### Provided records

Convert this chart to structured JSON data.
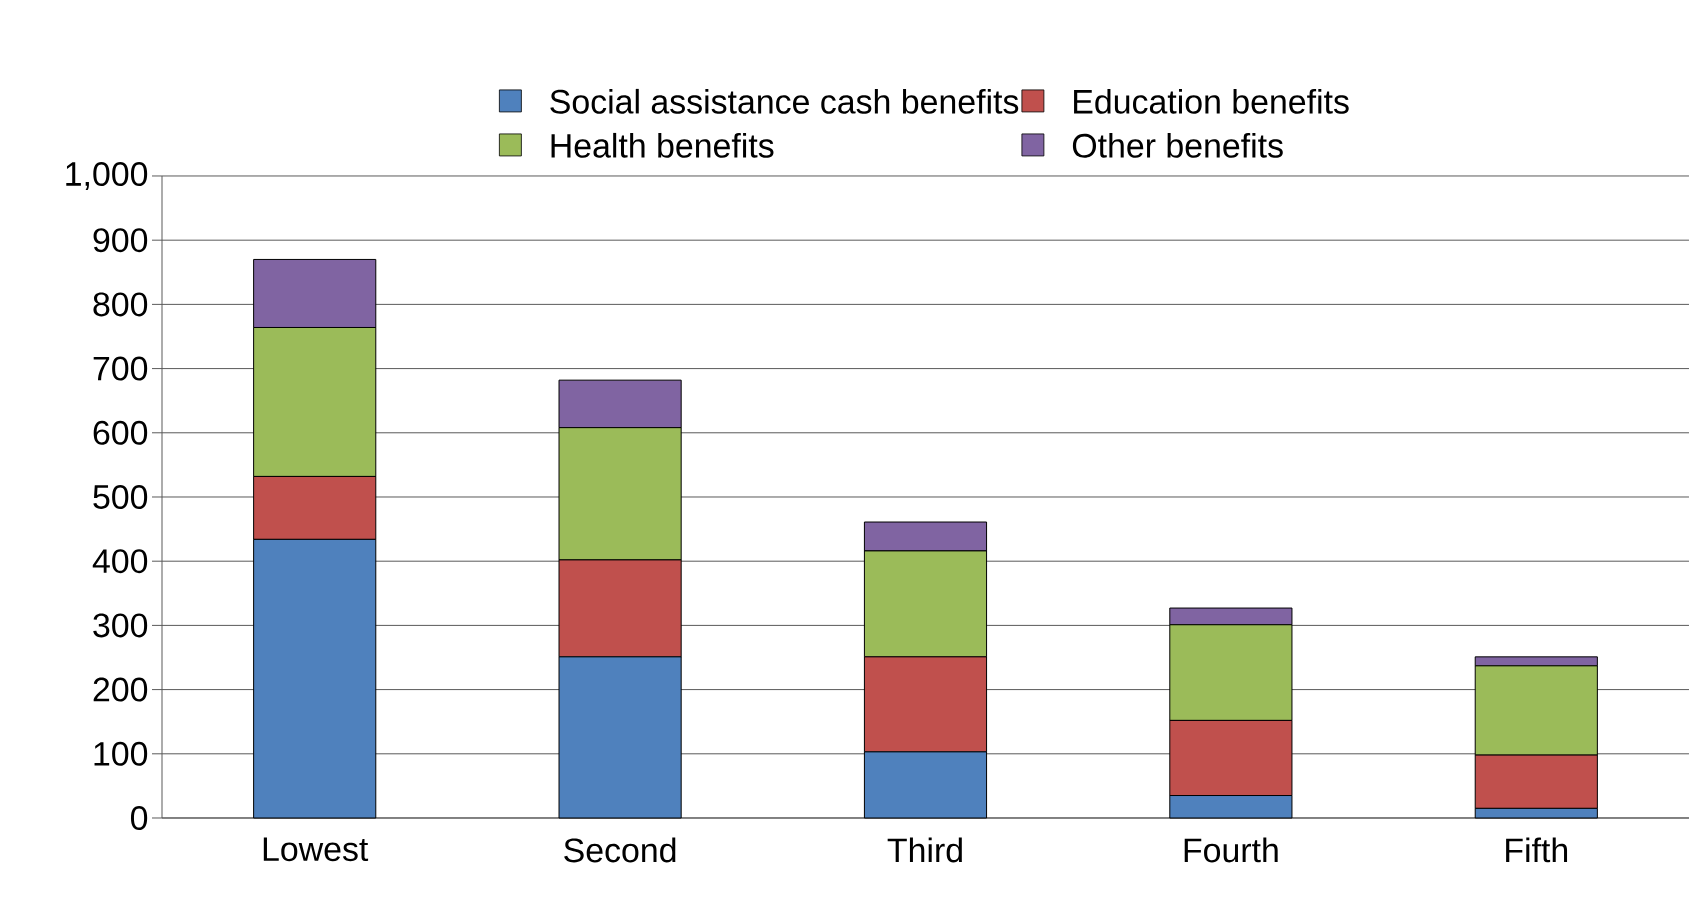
{
  "chart_data": {
    "type": "bar",
    "stacked": true,
    "categories": [
      "Lowest",
      "Second",
      "Third",
      "Fourth",
      "Fifth"
    ],
    "series": [
      {
        "name": "Social assistance cash benefits",
        "color": "#4f81bd",
        "values": [
          434,
          251,
          103,
          35,
          15
        ]
      },
      {
        "name": "Education benefits",
        "color": "#c0504d",
        "values": [
          98,
          151,
          148,
          117,
          83
        ]
      },
      {
        "name": "Health benefits",
        "color": "#9bbb59",
        "values": [
          232,
          206,
          165,
          149,
          139
        ]
      },
      {
        "name": "Other benefits",
        "color": "#8064a2",
        "values": [
          106,
          74,
          45,
          26,
          14
        ]
      }
    ],
    "ylim": [
      0,
      1000
    ],
    "yticks": [
      0,
      100,
      200,
      300,
      400,
      500,
      600,
      700,
      800,
      900,
      {
        "value": 1000,
        "label": "1,000"
      }
    ],
    "grid": "y",
    "legend": "top"
  }
}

######

> _The problem_
Search the lines for the string "name" and copy every line that has it.

> _Result of this exercise_
        "name": "Social assistance cash benefits",
        "name": "Education benefits",
        "name": "Health benefits",
        "name": "Other benefits",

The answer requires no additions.